— start —
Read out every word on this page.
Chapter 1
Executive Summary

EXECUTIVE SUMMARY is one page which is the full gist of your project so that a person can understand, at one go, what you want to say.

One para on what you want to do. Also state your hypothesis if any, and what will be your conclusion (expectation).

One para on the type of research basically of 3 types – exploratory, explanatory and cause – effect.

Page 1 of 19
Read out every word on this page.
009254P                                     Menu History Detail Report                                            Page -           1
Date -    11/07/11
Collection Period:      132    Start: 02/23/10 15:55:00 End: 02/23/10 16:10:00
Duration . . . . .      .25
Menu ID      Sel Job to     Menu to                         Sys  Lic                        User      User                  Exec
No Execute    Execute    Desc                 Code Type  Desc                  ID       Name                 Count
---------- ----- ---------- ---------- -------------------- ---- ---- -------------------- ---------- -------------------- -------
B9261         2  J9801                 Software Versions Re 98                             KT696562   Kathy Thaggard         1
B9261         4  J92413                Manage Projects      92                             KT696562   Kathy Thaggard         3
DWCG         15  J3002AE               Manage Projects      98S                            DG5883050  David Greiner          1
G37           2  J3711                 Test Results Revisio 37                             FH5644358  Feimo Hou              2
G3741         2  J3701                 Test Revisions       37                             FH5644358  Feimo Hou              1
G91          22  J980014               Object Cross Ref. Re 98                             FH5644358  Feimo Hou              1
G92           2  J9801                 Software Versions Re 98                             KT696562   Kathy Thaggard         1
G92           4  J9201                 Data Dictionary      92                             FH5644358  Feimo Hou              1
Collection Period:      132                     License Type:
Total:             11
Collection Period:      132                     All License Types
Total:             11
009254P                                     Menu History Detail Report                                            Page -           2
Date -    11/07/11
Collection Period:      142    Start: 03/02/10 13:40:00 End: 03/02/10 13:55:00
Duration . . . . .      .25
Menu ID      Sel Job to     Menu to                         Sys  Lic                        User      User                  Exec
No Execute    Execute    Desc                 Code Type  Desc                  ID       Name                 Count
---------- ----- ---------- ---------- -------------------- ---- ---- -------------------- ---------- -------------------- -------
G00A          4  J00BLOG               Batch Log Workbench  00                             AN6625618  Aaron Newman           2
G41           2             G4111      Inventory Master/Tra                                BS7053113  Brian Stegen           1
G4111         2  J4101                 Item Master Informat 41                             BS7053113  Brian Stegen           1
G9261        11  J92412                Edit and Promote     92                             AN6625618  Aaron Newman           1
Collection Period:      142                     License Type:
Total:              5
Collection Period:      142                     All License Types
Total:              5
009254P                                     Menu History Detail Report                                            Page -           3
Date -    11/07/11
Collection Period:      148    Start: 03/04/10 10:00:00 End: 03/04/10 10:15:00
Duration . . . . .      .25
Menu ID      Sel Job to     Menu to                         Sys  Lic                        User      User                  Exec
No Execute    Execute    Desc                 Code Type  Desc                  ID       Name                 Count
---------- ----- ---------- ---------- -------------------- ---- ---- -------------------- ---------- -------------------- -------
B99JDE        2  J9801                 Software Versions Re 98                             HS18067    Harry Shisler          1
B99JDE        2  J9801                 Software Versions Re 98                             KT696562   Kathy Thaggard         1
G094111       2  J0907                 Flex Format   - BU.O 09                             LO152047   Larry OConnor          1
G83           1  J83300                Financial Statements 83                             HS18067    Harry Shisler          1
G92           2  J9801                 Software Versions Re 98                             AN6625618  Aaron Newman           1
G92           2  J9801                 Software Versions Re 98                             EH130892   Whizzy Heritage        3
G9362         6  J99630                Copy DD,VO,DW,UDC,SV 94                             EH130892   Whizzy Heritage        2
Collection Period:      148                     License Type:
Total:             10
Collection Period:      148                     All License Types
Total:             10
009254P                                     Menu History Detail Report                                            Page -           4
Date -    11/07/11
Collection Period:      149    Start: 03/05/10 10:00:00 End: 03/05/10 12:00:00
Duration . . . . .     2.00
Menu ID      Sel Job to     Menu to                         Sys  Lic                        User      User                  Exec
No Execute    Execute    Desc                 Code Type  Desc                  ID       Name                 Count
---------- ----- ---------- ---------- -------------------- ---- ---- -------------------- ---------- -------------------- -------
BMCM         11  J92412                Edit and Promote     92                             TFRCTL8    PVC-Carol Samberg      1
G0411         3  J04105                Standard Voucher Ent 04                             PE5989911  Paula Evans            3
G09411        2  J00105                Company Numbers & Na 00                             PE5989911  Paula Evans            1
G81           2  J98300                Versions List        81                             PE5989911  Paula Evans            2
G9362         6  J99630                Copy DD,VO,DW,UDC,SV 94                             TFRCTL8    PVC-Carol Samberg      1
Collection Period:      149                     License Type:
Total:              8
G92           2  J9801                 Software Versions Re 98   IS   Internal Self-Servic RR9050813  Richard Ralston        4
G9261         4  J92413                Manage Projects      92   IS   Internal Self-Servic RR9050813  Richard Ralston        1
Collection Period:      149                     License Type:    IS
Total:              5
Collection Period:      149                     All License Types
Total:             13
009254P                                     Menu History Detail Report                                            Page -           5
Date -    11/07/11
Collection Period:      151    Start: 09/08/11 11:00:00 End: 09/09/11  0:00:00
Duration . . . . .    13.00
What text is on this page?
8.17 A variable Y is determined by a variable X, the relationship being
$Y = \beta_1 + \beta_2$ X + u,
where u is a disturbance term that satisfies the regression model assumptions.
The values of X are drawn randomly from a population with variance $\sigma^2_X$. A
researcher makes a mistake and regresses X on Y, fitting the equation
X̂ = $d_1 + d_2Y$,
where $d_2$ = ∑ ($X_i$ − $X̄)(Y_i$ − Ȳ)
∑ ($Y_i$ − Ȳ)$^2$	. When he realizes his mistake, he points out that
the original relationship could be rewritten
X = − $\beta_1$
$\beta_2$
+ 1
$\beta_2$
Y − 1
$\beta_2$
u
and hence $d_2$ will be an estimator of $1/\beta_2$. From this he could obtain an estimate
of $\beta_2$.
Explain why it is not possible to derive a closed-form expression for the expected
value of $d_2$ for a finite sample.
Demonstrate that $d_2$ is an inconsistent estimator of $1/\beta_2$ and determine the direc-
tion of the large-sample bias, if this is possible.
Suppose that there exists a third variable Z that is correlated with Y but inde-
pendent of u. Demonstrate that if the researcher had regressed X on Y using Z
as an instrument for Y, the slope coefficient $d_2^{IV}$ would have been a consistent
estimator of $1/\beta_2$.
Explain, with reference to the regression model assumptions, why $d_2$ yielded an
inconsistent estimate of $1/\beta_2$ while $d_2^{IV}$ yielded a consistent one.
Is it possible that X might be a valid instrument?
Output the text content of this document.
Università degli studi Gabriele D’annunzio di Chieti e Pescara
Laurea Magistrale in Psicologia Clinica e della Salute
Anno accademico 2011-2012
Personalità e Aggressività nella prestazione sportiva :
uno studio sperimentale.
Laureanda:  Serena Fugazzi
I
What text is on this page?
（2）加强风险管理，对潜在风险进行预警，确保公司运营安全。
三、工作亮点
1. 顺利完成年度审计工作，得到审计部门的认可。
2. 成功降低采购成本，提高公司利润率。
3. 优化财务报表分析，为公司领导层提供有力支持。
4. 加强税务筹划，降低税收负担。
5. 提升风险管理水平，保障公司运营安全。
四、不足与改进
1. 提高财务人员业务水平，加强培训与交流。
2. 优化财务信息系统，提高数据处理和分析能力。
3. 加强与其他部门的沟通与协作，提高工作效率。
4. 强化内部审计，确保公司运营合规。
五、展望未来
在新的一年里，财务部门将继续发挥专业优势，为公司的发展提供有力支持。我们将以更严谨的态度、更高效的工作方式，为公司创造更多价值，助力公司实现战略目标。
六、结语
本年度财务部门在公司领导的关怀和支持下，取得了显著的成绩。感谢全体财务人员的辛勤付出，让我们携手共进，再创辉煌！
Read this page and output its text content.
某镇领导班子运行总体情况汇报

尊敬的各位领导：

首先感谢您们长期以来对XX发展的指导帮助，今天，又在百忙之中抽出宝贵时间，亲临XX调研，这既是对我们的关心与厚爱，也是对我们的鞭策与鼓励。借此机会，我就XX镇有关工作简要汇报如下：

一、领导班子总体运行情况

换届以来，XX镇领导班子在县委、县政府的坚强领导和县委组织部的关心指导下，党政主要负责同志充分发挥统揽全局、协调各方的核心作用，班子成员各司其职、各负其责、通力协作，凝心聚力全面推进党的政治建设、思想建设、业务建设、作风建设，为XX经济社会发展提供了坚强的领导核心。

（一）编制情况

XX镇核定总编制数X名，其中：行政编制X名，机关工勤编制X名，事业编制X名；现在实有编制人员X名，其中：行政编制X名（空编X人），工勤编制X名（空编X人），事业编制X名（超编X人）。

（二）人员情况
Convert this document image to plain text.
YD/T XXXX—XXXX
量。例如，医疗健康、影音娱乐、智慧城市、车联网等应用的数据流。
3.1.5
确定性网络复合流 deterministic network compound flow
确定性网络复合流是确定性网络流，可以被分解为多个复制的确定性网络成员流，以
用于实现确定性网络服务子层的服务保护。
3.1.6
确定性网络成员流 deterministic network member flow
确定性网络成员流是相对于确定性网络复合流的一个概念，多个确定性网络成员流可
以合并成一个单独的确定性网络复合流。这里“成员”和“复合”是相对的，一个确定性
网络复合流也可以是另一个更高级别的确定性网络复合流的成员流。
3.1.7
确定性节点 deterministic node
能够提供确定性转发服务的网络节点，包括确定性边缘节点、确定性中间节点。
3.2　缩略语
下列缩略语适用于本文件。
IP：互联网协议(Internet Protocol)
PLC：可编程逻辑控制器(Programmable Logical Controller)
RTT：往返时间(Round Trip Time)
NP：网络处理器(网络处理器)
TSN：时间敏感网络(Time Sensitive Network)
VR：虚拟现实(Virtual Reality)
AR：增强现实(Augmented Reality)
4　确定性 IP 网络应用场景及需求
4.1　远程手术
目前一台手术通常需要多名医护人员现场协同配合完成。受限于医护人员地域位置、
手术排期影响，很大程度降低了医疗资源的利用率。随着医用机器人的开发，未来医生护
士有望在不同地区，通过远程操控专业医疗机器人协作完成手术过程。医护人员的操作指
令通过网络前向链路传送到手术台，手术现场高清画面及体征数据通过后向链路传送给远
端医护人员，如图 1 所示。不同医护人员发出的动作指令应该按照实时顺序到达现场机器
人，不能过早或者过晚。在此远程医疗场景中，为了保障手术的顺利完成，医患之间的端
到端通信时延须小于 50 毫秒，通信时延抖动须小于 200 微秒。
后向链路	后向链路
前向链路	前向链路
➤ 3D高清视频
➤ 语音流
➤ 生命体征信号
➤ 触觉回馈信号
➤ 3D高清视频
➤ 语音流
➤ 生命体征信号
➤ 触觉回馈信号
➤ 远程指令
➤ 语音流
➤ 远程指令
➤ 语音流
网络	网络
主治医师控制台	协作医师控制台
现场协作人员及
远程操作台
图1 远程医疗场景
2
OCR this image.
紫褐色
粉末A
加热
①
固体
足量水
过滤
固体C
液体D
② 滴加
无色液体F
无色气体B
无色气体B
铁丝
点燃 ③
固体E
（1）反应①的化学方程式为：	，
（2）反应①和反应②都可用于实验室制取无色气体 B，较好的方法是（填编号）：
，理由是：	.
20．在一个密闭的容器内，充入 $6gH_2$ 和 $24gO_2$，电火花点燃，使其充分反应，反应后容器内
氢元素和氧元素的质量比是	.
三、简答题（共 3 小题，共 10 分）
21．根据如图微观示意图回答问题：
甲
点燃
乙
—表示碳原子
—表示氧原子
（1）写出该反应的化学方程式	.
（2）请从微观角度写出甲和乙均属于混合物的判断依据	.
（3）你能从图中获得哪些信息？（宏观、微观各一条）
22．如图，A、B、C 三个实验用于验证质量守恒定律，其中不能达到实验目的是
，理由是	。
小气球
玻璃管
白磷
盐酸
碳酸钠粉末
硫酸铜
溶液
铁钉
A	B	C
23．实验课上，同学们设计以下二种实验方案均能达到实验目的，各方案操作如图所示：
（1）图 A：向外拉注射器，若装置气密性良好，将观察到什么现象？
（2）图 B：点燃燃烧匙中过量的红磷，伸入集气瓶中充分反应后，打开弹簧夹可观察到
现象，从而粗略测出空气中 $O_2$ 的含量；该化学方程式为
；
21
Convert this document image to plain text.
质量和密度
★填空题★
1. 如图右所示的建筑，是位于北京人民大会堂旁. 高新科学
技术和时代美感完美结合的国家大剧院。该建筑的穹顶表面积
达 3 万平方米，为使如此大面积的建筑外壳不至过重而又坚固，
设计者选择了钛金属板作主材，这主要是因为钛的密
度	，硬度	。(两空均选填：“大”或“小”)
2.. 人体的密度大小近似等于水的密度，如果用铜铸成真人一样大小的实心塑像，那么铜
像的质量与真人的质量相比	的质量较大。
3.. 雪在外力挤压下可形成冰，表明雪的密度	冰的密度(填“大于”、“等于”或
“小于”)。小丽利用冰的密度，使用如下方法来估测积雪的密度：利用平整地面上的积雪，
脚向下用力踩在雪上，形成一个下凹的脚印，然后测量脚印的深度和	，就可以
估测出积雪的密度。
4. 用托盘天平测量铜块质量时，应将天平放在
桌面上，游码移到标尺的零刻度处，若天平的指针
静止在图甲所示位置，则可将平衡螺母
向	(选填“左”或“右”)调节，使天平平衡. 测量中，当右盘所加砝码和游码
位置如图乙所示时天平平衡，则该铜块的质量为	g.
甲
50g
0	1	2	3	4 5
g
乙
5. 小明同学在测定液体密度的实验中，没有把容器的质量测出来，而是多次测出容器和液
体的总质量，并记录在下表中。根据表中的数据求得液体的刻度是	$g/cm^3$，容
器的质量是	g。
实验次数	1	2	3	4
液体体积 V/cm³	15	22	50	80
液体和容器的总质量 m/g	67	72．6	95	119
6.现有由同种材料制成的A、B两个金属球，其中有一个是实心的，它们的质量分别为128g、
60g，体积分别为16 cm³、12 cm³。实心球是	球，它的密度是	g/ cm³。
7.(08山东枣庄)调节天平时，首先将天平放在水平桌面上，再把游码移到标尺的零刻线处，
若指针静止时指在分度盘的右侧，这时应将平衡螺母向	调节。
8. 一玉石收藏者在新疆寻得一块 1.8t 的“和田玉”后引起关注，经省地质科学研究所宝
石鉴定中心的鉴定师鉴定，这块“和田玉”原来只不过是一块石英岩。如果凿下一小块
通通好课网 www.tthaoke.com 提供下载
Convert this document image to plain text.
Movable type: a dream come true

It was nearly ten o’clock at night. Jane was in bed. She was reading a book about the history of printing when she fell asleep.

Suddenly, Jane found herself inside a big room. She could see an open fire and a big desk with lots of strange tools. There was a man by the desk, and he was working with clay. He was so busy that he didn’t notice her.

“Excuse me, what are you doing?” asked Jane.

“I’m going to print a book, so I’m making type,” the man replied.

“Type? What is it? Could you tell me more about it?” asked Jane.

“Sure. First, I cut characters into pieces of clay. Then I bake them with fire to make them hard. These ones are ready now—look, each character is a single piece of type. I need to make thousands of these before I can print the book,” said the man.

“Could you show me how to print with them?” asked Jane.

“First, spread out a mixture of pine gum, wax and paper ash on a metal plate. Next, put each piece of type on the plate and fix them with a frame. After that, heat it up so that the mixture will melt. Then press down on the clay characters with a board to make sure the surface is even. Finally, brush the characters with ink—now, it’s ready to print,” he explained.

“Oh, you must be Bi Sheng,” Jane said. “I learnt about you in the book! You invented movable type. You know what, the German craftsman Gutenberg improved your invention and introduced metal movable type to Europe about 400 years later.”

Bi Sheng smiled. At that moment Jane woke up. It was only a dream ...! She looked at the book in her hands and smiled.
— end —
TASK DESCRIPTION -> In the data above, how many lines contain the string "Detail"? Answer with the number only.

EXERCISE RESULT -> 5